| Given request |
From the listing below, pull out every line where the string "Number" appears.

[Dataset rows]
☆ ☆ ☆ ☆ ☆

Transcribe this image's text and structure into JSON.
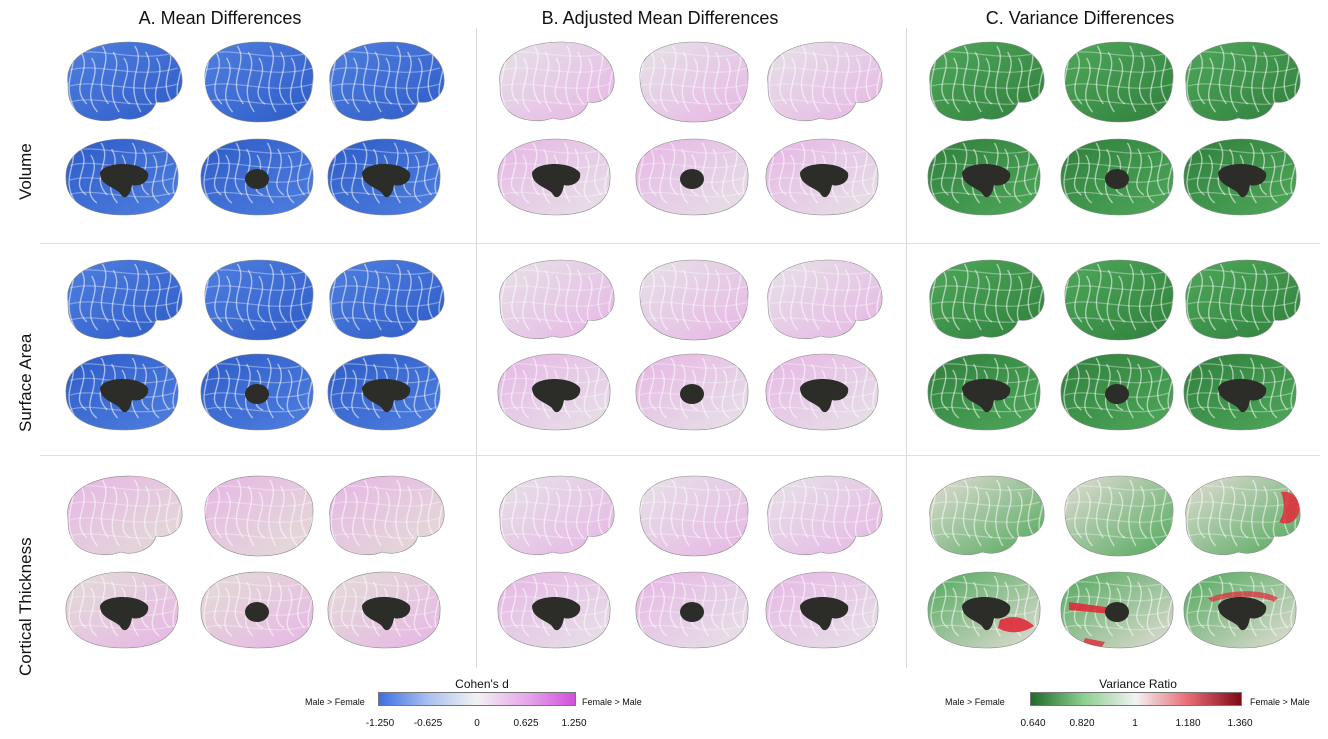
{
  "columns": [
    {
      "title": "A. Mean Differences",
      "palette": "blue"
    },
    {
      "title": "B. Adjusted Mean Differences",
      "palette": "neutral"
    },
    {
      "title": "C. Variance Differences",
      "palette": "green"
    }
  ],
  "rows": [
    {
      "label": "Volume"
    },
    {
      "label": "Surface Area"
    },
    {
      "label": "Cortical Thickness"
    }
  ],
  "legends": {
    "cohens_d": {
      "title": "Cohen's d",
      "left_label": "Male > Female",
      "right_label": "Female > Male",
      "ticks": [
        "-1.250",
        "-0.625",
        "0",
        "0.625",
        "1.250"
      ],
      "colors": [
        "#3f6fe0",
        "#a9bff0",
        "#f2f2f2",
        "#e6a8ea",
        "#d14fd9"
      ]
    },
    "variance_ratio": {
      "title": "Variance Ratio",
      "left_label": "Male > Female",
      "right_label": "Female > Male",
      "ticks": [
        "0.640",
        "0.820",
        "1",
        "1.180",
        "1.360"
      ],
      "colors": [
        "#1f6b2a",
        "#8ccf8f",
        "#f2f2f2",
        "#e86a75",
        "#7e0a18"
      ]
    }
  },
  "palettes": {
    "blue": "#4f7fe0",
    "blue_dark": "#2e5cc8",
    "neutral": "#e6e2e6",
    "pink": "#e7b6e6",
    "green": "#4fa85a",
    "green_dark": "#2f7f3c",
    "thick_neutral": "#e3ddd6",
    "red": "#e02a3a",
    "hole": "#2c2c28"
  }
}
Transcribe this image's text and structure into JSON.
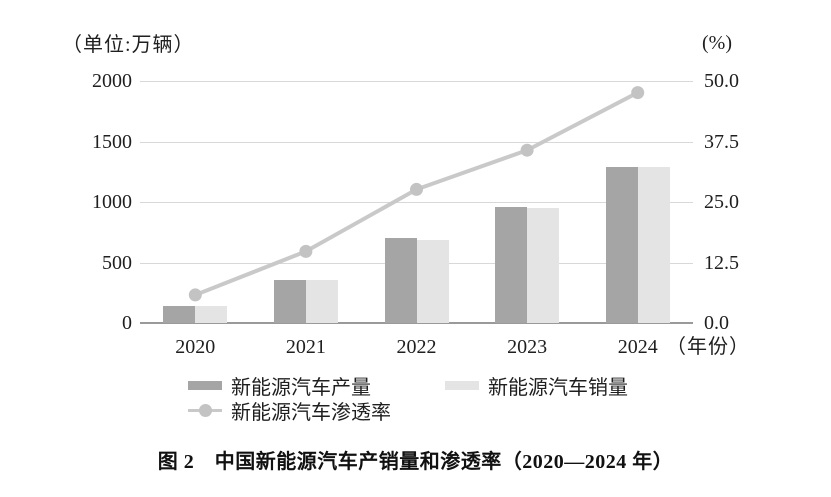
{
  "chart_data": {
    "type": "combo",
    "title": "",
    "caption": "图 2　中国新能源汽车产销量和渗透率（2020—2024 年）",
    "categories": [
      "2020",
      "2021",
      "2022",
      "2023",
      "2024"
    ],
    "series": [
      {
        "key": "production",
        "name": "新能源汽车产量",
        "type": "bar",
        "axis": "left",
        "color": "#a5a5a5",
        "values": [
          136.6,
          354.5,
          705.8,
          958.7,
          1288.8
        ]
      },
      {
        "key": "sales",
        "name": "新能源汽车销量",
        "type": "bar",
        "axis": "left",
        "color": "#e4e4e5",
        "values": [
          136.7,
          352.1,
          688.7,
          949.5,
          1286.6
        ]
      },
      {
        "key": "penetration",
        "name": "新能源汽车渗透率",
        "type": "line",
        "axis": "right",
        "color": "#c9c9c9",
        "dot_color": "#c3c3c3",
        "values": [
          5.8,
          14.8,
          27.6,
          35.7,
          47.6
        ]
      }
    ],
    "left_axis": {
      "unit": "（单位:万辆）",
      "ticks": [
        "2000",
        "1500",
        "1000",
        "500",
        "0"
      ],
      "min": 0,
      "max": 2000
    },
    "right_axis": {
      "unit": "(%)",
      "ticks": [
        "50.0",
        "37.5",
        "25.0",
        "12.5",
        "0.0"
      ],
      "min": 0,
      "max": 50
    },
    "x_axis": {
      "suffix": "（年份）"
    },
    "grid": true,
    "legend_position": "bottom",
    "colors": {
      "gridline": "#d8d8d8",
      "axis_line": "#9a9a9a",
      "text": "#1f1f1f"
    }
  }
}
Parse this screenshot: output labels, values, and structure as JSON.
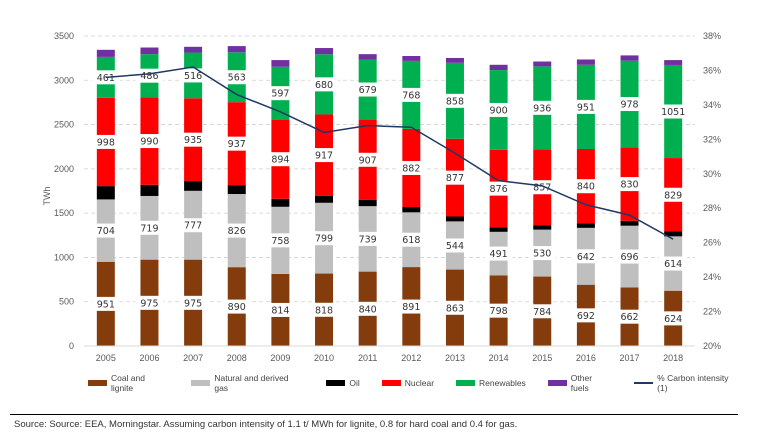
{
  "chart_data": {
    "type": "bar",
    "stacked": true,
    "title": "",
    "xlabel": "",
    "ylabel": "TWh",
    "ylim": [
      0,
      3500
    ],
    "yticks": [
      0,
      500,
      1000,
      1500,
      2000,
      2500,
      3000,
      3500
    ],
    "y2lim": [
      20,
      38
    ],
    "y2ticks": [
      "20%",
      "22%",
      "24%",
      "26%",
      "28%",
      "30%",
      "32%",
      "34%",
      "36%",
      "38%"
    ],
    "grid": true,
    "legend_position": "bottom",
    "categories": [
      "2005",
      "2006",
      "2007",
      "2008",
      "2009",
      "2010",
      "2011",
      "2012",
      "2013",
      "2014",
      "2015",
      "2016",
      "2017",
      "2018"
    ],
    "series": [
      {
        "name": "Coal and lignite",
        "color": "#843C0C",
        "values": [
          951,
          975,
          975,
          890,
          814,
          818,
          840,
          891,
          863,
          798,
          784,
          692,
          662,
          624
        ],
        "labeled": true
      },
      {
        "name": "Natural and derived gas",
        "color": "#BFBFBF",
        "values": [
          704,
          719,
          777,
          826,
          758,
          799,
          739,
          618,
          544,
          491,
          530,
          642,
          696,
          614
        ],
        "labeled": true
      },
      {
        "name": "Oil",
        "color": "#000000",
        "values": [
          150,
          125,
          110,
          100,
          90,
          80,
          70,
          60,
          55,
          50,
          50,
          50,
          55,
          55
        ],
        "labeled": false
      },
      {
        "name": "Nuclear",
        "color": "#FF0000",
        "values": [
          998,
          990,
          935,
          937,
          894,
          917,
          907,
          882,
          877,
          876,
          857,
          840,
          830,
          829
        ],
        "labeled": true
      },
      {
        "name": "Renewables",
        "color": "#00B050",
        "values": [
          461,
          486,
          516,
          563,
          597,
          680,
          679,
          768,
          858,
          900,
          936,
          951,
          978,
          1051
        ],
        "labeled": true
      },
      {
        "name": "Other fuels",
        "color": "#7030A0",
        "values": [
          80,
          75,
          65,
          70,
          75,
          70,
          60,
          55,
          55,
          60,
          55,
          60,
          60,
          55
        ],
        "labeled": false
      }
    ],
    "line_series": {
      "name": "% Carbon intensity (1)",
      "color": "#1F3864",
      "axis": "right",
      "values": [
        35.6,
        35.8,
        36.2,
        34.6,
        33.6,
        32.4,
        32.8,
        32.7,
        31.2,
        29.6,
        29.3,
        28.2,
        27.6,
        26.2
      ]
    }
  },
  "legend": [
    {
      "label": "Coal and lignite",
      "color": "#843C0C",
      "kind": "box"
    },
    {
      "label": "Natural and derived gas",
      "color": "#BFBFBF",
      "kind": "box"
    },
    {
      "label": "Oil",
      "color": "#000000",
      "kind": "box"
    },
    {
      "label": "Nuclear",
      "color": "#FF0000",
      "kind": "box"
    },
    {
      "label": "Renewables",
      "color": "#00B050",
      "kind": "box"
    },
    {
      "label": "Other fuels",
      "color": "#7030A0",
      "kind": "box"
    },
    {
      "label": "% Carbon intensity (1)",
      "color": "#1F3864",
      "kind": "line"
    }
  ],
  "source": "Source: Source: EEA, Morningstar.  Assuming carbon intensity of 1.1 t/ MWh for lignite, 0.8 for hard coal and 0.4 for gas."
}
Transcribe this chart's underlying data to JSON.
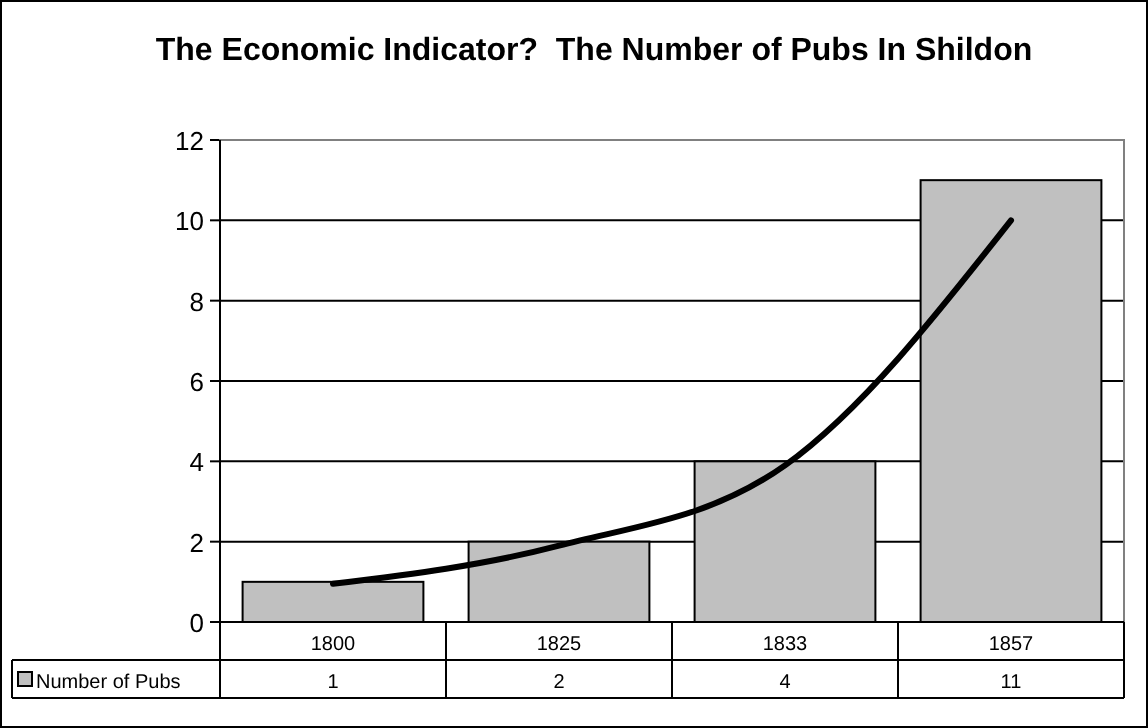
{
  "chart_data": {
    "type": "bar",
    "title": "The Economic Indicator?  The Number of Pubs In Shildon",
    "categories": [
      "1800",
      "1825",
      "1833",
      "1857"
    ],
    "series": [
      {
        "name": "Number of Pubs",
        "color": "#c0c0c0",
        "values": [
          1,
          2,
          4,
          11
        ],
        "value_labels": [
          "1",
          "2",
          "4",
          "11"
        ]
      },
      {
        "type": "line",
        "color": "#000000",
        "values": [
          0.95,
          1.9,
          3.9,
          10
        ]
      }
    ],
    "ylim": [
      0,
      12
    ],
    "yticks": [
      0,
      2,
      4,
      6,
      8,
      10,
      12
    ],
    "grid": "y",
    "legend": "bottom"
  }
}
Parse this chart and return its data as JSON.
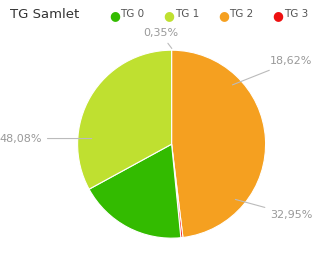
{
  "title": "TG Samlet",
  "slices": [
    48.08,
    0.35,
    18.62,
    32.95
  ],
  "slice_labels": [
    "TG 2",
    "TG 3",
    "TG 0",
    "TG 1"
  ],
  "colors": [
    "#f5a020",
    "#ee1111",
    "#33bb00",
    "#bfe030"
  ],
  "legend_labels": [
    "TG 0",
    "TG 1",
    "TG 2",
    "TG 3"
  ],
  "legend_colors": [
    "#33bb00",
    "#bfe030",
    "#f5a020",
    "#ee1111"
  ],
  "label_texts": [
    "48,08%",
    "0,35%",
    "18,62%",
    "32,95%"
  ],
  "background_color": "#ffffff",
  "startangle": 90,
  "label_color": "#999999",
  "line_color": "#bbbbbb",
  "title_color": "#333333",
  "label_fontsize": 8.0,
  "title_fontsize": 9.5
}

☆ ☆ ☆ ☆ ☆

| Completed exercise |
    "title": "The Economic Indicator?  The Number of Pubs In Shildon",
        "name": "Number of Pubs",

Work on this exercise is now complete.